>> BEGIN TASK INPUTS

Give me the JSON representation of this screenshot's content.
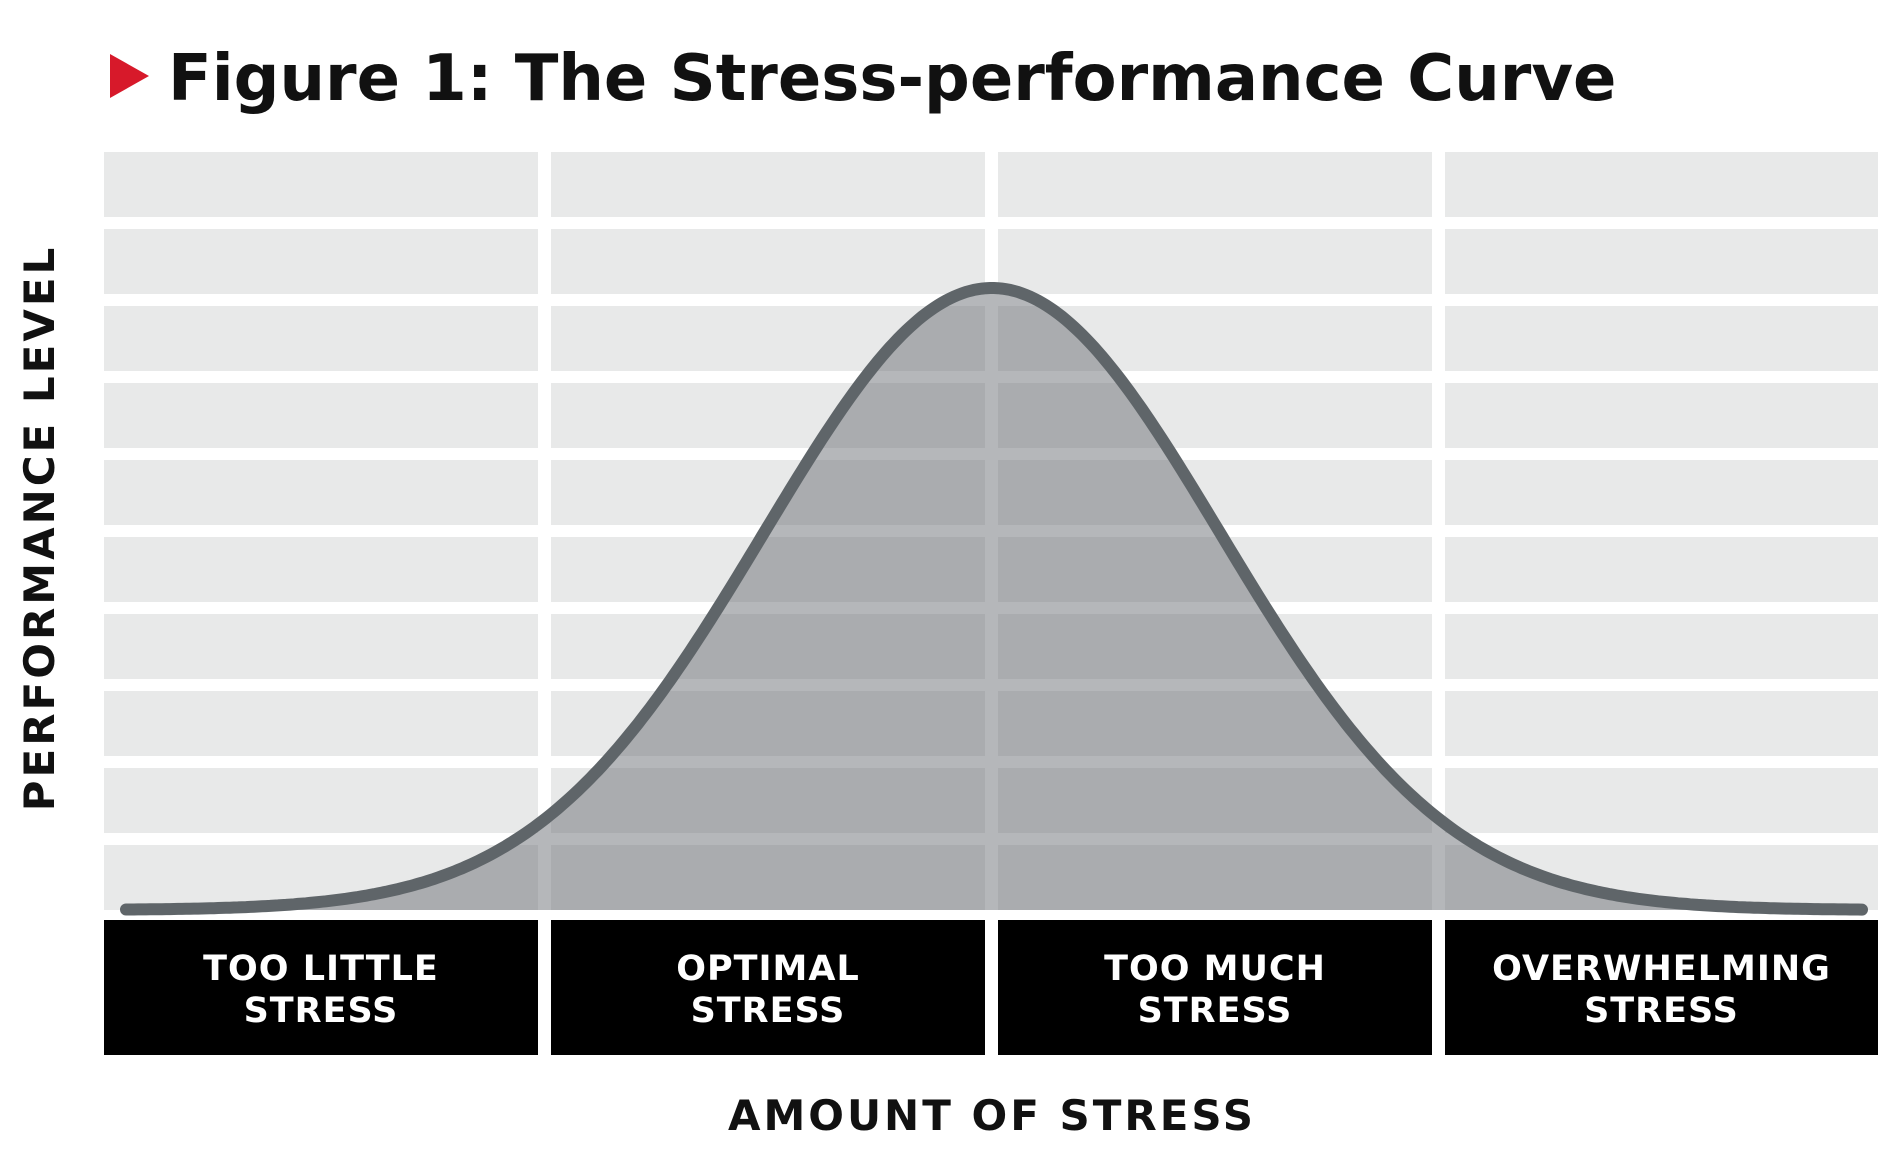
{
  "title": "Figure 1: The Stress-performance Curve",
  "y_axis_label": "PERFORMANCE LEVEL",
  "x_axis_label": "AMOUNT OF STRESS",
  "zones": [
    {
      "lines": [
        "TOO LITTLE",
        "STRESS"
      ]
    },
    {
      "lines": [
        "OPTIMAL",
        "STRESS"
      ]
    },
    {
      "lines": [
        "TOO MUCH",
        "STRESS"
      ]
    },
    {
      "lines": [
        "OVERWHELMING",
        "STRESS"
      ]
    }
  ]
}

>> END TASK INPUTS

= SET EXERCISE =
Without the pictures, write out all of the material exactly.

= FINISHED TASK =
Give me the JSON representation of this screenshot's content.
{
  "title": "Figure 1: The Stress-performance Curve",
  "y_axis_label": "PERFORMANCE LEVEL",
  "x_axis_label": "AMOUNT OF STRESS",
  "zones": [
    {
      "lines": [
        "TOO LITTLE",
        "STRESS"
      ]
    },
    {
      "lines": [
        "OPTIMAL",
        "STRESS"
      ]
    },
    {
      "lines": [
        "TOO MUCH",
        "STRESS"
      ]
    },
    {
      "lines": [
        "OVERWHELMING",
        "STRESS"
      ]
    }
  ]
}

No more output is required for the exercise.